** Фрагмент документа **
☆ ☆ ☆

Това­рищ прокурора употребляет следующий прием: поддельно сочи­ненное доказательство он называет нерегулярным, не совсем пра­вильным и заключает: если неправильно отобранные при незакон­ном, например, обыске или выемке вещественные доказательства не пропадают, а все-таки употреблены для дела, то и иррегулярно добытые показания Мгеладзе и Коридзе не должны пропадать; им нельзя верить, когда они выгораживают себя, но им надо ве­рить, когда они обвиняют других, например, Д. Чхотуа. Я пола­гаю, что такой взгляд весьма выгоден для обвинения как средст­во захватить в расставленные тенета возможно большее число лю­дей за один раз, и виноватых, которым не верят, и оговариваемых виноватыми, на которых эти последние сваливают свои грехи. Но, чтобы способ этот был законный, правильный и согласный с исти­ной, в том да позволено мне будет усомниться на основании ниже­следующих соображений.

☆ ☆ ☆

** Раздел данных **
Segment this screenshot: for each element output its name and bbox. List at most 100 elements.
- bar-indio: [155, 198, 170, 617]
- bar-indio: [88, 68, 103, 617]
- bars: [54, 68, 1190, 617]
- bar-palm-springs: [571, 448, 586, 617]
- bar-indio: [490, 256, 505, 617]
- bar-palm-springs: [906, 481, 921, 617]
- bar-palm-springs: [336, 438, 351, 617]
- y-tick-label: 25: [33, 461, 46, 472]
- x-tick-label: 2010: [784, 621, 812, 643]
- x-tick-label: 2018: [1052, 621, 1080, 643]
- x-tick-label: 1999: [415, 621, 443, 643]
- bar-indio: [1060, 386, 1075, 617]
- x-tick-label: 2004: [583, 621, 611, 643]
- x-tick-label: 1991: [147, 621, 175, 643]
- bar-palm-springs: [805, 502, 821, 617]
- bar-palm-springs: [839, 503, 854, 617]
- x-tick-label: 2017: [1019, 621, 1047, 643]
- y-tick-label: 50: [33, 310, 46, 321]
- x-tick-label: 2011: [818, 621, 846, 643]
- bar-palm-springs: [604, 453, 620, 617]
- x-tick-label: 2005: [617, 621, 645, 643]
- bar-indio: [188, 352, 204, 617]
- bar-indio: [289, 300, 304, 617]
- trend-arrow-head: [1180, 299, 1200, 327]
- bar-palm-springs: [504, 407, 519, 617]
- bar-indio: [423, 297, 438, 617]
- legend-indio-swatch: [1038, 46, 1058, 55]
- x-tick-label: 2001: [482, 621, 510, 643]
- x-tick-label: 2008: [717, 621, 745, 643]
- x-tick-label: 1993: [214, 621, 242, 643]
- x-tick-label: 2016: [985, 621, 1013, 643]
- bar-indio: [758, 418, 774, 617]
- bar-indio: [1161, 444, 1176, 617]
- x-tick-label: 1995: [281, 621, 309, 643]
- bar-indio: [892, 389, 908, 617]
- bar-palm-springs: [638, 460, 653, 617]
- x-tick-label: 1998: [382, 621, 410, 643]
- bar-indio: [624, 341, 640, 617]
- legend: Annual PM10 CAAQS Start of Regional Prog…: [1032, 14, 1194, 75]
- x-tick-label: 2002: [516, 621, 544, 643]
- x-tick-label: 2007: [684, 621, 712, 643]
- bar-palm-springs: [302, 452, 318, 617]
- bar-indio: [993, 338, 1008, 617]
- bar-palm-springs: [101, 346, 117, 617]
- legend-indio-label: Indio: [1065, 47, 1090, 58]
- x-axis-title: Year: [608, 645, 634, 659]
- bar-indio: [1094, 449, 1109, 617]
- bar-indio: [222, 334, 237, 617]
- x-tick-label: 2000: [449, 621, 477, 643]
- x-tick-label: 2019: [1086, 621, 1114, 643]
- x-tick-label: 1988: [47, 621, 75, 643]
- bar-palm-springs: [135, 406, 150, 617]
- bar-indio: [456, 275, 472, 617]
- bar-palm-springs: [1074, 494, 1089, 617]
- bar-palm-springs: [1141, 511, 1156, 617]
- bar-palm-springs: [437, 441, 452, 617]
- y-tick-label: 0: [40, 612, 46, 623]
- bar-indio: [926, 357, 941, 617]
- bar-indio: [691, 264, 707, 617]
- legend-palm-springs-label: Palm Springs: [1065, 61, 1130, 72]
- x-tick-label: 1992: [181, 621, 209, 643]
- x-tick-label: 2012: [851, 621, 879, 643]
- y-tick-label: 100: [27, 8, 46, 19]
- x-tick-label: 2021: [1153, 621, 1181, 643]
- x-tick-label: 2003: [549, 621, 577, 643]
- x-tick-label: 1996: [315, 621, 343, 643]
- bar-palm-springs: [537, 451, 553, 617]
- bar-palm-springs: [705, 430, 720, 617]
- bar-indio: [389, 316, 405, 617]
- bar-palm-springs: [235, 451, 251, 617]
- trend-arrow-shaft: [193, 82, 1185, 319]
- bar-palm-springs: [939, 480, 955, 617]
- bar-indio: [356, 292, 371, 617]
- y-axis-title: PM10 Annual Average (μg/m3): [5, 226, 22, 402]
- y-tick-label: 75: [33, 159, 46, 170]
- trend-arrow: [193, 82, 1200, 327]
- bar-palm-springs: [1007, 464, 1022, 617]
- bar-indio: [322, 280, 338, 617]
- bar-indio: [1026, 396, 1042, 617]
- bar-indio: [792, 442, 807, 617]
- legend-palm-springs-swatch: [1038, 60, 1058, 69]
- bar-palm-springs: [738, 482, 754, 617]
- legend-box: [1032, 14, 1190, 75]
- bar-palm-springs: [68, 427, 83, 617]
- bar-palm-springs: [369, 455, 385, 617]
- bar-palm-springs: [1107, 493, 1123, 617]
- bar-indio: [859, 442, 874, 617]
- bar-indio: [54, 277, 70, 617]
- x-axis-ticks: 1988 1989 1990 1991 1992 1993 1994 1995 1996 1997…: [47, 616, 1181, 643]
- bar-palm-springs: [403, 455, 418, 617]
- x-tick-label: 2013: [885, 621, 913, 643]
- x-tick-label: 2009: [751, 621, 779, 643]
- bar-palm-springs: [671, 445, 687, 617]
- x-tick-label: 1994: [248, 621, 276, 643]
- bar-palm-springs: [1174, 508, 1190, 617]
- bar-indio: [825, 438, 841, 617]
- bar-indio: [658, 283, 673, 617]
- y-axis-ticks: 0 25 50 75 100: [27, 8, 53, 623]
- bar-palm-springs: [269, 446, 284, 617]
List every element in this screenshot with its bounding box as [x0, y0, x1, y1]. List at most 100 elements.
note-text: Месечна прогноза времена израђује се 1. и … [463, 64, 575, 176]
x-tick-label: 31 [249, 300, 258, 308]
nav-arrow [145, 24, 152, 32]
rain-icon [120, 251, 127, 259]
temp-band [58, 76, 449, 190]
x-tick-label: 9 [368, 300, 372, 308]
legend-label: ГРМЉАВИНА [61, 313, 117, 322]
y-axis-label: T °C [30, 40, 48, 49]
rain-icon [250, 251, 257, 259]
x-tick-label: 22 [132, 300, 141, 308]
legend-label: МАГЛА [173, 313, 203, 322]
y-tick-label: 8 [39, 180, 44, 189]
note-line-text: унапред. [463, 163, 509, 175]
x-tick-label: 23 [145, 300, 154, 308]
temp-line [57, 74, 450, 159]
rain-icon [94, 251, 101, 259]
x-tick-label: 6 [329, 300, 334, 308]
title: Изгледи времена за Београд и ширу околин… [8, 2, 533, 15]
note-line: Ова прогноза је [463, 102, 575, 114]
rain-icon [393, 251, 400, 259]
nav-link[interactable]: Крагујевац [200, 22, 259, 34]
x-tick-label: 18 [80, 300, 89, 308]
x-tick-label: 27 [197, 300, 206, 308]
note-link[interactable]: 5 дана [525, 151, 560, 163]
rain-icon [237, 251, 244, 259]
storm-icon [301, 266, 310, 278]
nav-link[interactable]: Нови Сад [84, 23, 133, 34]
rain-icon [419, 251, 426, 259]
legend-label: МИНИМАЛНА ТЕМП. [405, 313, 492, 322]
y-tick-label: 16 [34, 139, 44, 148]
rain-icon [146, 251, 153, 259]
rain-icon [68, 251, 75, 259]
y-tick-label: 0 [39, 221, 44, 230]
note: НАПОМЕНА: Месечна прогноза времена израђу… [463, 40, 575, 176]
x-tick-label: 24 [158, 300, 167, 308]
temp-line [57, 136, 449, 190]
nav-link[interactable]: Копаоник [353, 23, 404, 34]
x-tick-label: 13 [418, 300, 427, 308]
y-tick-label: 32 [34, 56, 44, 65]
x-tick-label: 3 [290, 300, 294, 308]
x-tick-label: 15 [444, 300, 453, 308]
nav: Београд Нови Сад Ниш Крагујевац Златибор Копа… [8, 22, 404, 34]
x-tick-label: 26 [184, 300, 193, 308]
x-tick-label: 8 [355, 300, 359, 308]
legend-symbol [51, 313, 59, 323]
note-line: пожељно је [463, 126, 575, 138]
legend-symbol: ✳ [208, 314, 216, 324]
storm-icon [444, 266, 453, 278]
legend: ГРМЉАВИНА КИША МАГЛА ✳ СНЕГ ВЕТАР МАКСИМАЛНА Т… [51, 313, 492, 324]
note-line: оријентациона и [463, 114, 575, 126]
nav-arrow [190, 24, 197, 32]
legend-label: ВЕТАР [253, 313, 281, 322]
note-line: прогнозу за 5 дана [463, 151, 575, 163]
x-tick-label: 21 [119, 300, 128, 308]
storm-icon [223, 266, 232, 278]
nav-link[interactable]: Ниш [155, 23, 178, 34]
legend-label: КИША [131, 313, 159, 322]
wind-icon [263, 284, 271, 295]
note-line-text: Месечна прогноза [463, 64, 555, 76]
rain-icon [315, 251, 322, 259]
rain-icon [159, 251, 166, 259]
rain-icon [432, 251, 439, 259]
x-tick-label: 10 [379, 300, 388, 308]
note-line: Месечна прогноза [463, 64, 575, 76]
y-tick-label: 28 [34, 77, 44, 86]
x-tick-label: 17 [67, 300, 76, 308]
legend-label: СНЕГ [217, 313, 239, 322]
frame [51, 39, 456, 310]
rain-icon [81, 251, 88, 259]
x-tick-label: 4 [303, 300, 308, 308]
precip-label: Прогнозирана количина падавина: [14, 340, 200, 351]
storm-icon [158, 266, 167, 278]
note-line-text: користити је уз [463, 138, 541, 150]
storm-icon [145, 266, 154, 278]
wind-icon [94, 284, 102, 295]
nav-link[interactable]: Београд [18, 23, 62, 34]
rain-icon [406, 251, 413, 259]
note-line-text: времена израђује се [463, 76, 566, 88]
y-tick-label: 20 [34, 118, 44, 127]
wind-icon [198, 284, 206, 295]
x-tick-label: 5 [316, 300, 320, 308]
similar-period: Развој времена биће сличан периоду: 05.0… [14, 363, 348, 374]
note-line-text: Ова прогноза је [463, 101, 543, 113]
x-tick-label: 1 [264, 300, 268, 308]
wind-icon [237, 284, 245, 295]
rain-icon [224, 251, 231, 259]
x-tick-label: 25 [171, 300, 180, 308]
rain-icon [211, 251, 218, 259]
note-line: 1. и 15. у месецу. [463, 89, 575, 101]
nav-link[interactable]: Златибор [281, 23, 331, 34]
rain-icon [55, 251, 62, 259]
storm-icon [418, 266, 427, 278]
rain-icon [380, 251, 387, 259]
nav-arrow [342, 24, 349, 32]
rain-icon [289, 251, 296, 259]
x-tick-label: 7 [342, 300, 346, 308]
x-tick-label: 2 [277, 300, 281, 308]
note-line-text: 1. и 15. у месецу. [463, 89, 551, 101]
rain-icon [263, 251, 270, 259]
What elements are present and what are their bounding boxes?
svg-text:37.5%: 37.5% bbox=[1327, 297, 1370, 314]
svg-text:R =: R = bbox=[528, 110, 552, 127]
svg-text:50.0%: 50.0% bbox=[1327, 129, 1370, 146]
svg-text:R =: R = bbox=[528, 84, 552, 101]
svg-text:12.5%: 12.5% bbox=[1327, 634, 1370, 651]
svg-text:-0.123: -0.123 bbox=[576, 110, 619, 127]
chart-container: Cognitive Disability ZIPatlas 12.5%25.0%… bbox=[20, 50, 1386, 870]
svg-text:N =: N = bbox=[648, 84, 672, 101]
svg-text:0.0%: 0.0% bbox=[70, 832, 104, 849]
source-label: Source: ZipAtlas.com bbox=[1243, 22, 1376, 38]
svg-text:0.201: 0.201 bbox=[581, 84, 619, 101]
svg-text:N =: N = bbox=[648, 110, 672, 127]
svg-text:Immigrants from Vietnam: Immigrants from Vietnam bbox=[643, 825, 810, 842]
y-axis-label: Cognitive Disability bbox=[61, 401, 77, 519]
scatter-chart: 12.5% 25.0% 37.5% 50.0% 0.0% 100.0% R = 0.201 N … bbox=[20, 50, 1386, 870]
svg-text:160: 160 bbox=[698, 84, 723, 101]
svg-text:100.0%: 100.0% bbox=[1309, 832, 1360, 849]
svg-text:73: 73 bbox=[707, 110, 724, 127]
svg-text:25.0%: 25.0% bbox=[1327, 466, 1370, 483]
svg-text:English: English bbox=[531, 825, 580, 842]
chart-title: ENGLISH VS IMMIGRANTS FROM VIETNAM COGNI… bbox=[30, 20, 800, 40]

☆ ☆ ☆

Дословно перепишите из фрагмента документа всё, что идёт от слов «Това­рищ прокурора употребляет» до слов «основании ниже­следующих соображений.» включительно.

Това­рищ прокурора употребляет следующий прием: поддельно сочи­ненное доказательство он называет нерегулярным, не совсем пра­вильным и заключает: если неправильно отобранные при незакон­ном, например, обыске или выемке вещественные доказательства не пропадают, а все-таки употреблены для дела, то и иррегулярно добытые показания Мгеладзе и Коридзе не должны пропадать; им нельзя верить, когда они выгораживают себя, но им надо ве­рить, когда они обвиняют других, например, Д. Чхотуа. Я пола­гаю, что такой взгляд весьма выгоден для обвинения как средст­во захватить в расставленные тенета возможно большее число лю­дей за один раз, и виноватых, которым не верят, и оговариваемых виноватыми, на которых эти последние сваливают свои грехи. Но, чтобы способ этот был законный, правильный и согласный с исти­ной, в том да позволено мне будет усомниться на основании ниже­следующих соображений.